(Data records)
= = =

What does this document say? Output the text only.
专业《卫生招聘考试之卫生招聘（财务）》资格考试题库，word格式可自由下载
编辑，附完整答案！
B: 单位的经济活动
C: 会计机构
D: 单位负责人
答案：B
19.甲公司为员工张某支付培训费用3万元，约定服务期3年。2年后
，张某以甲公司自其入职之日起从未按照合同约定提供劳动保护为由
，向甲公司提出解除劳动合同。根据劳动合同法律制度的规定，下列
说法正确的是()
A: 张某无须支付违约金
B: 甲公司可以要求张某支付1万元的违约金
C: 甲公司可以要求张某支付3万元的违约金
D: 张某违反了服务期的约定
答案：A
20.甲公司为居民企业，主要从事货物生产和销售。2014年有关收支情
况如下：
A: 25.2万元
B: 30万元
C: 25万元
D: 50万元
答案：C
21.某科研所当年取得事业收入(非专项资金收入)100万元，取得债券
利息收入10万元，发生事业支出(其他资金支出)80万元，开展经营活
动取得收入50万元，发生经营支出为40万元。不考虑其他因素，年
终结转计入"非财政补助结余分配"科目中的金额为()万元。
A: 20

= = =

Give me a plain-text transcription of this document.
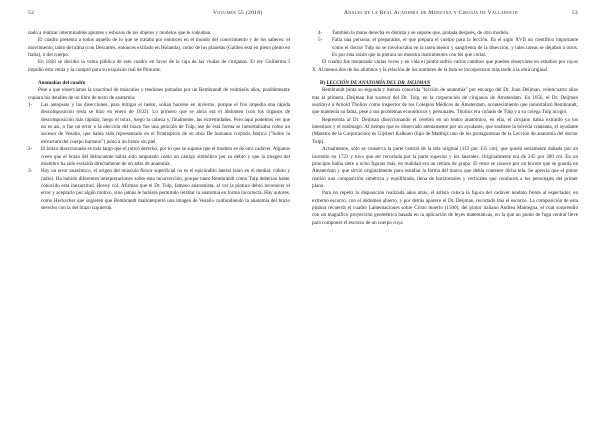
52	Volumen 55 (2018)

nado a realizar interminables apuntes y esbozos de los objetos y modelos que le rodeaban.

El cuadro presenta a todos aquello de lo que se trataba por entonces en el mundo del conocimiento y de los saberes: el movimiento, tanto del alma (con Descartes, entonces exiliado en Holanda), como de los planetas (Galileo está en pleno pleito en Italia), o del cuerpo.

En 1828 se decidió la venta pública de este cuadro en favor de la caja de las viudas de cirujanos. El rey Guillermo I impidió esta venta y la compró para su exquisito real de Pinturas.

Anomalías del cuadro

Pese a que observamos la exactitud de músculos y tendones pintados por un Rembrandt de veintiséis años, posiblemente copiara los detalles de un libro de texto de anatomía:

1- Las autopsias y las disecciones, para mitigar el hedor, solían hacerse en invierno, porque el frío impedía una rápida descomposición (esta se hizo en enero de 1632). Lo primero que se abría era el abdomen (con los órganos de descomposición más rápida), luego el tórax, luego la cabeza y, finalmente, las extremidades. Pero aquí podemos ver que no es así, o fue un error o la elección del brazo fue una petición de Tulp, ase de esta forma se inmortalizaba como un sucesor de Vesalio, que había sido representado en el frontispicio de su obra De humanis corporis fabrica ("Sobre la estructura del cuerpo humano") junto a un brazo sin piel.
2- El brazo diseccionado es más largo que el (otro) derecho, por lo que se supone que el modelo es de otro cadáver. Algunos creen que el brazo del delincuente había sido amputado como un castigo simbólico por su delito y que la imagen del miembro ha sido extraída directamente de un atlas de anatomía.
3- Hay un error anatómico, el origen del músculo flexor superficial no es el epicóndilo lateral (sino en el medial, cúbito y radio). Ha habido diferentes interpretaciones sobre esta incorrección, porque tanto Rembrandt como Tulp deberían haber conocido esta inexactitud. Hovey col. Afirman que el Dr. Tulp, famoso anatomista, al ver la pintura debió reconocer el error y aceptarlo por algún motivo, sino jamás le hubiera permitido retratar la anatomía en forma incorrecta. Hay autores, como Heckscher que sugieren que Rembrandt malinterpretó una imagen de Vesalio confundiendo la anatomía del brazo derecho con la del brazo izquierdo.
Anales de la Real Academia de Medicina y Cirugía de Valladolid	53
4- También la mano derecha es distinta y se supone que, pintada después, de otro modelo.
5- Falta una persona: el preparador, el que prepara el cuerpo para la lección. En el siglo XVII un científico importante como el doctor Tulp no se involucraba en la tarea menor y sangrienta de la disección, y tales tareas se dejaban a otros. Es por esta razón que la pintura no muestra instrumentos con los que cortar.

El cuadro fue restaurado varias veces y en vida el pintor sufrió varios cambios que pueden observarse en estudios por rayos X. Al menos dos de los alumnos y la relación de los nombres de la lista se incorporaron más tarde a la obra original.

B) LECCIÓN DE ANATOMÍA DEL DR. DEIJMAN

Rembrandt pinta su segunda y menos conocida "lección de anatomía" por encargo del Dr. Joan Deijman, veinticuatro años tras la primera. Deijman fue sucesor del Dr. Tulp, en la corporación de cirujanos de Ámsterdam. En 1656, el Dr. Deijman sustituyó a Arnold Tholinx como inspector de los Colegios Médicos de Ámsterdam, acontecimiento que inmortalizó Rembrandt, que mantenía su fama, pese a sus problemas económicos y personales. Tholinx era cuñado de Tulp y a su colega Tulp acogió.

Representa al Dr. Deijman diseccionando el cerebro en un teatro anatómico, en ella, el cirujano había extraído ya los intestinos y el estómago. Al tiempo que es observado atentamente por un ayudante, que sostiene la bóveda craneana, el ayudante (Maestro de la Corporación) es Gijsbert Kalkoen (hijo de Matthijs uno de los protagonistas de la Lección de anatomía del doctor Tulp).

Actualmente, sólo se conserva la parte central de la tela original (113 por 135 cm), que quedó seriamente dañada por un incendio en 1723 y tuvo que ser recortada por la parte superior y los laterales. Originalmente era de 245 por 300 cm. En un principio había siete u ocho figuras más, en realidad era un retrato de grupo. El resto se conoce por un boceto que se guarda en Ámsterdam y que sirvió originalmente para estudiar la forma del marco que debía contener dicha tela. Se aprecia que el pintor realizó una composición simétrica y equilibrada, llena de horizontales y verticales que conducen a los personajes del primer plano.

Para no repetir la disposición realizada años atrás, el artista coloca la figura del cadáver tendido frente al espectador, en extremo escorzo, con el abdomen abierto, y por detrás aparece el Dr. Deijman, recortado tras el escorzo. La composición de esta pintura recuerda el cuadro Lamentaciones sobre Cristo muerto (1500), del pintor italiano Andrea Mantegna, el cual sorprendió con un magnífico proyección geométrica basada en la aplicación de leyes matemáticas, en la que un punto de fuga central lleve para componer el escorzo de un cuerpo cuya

= = =

▸ Goal
Look through the records and gather each line with the word "central".

▸ Result of the task
Actualmente, sólo se conserva la parte central de la tela original (113 por 135 cm), que quedó seriamente dañada por un incendio en 1723 y tuvo que ser recortada por la parte superior y los laterales. Originalmente era de 245 por 300 cm. En un principio había siete u ocho figuras más, en realidad era un retrato de grupo. El resto se conoce por un boceto que se guarda en Ámsterdam y que sirvió originalmente para estudiar la forma del marco que debía contener dicha tela. Se aprecia que el pintor realizó una composición simétrica y equilibrada, llena de horizontales y verticales que conducen a los personajes del primer plano.
Para no repetir la disposición realizada años atrás, el artista coloca la figura del cadáver tendido frente al espectador, en extremo escorzo, con el abdomen abierto, y por detrás aparece el Dr. Deijman, recortado tras el escorzo. La composición de esta pintura recuerda el cuadro Lamentaciones sobre Cristo muerto (1500), del pintor italiano Andrea Mantegna, el cual sorprendió con un magnífico proyección geométrica basada en la aplicación de leyes matemáticas, en la que un punto de fuga central lleve para componer el escorzo de un cuerpo cuya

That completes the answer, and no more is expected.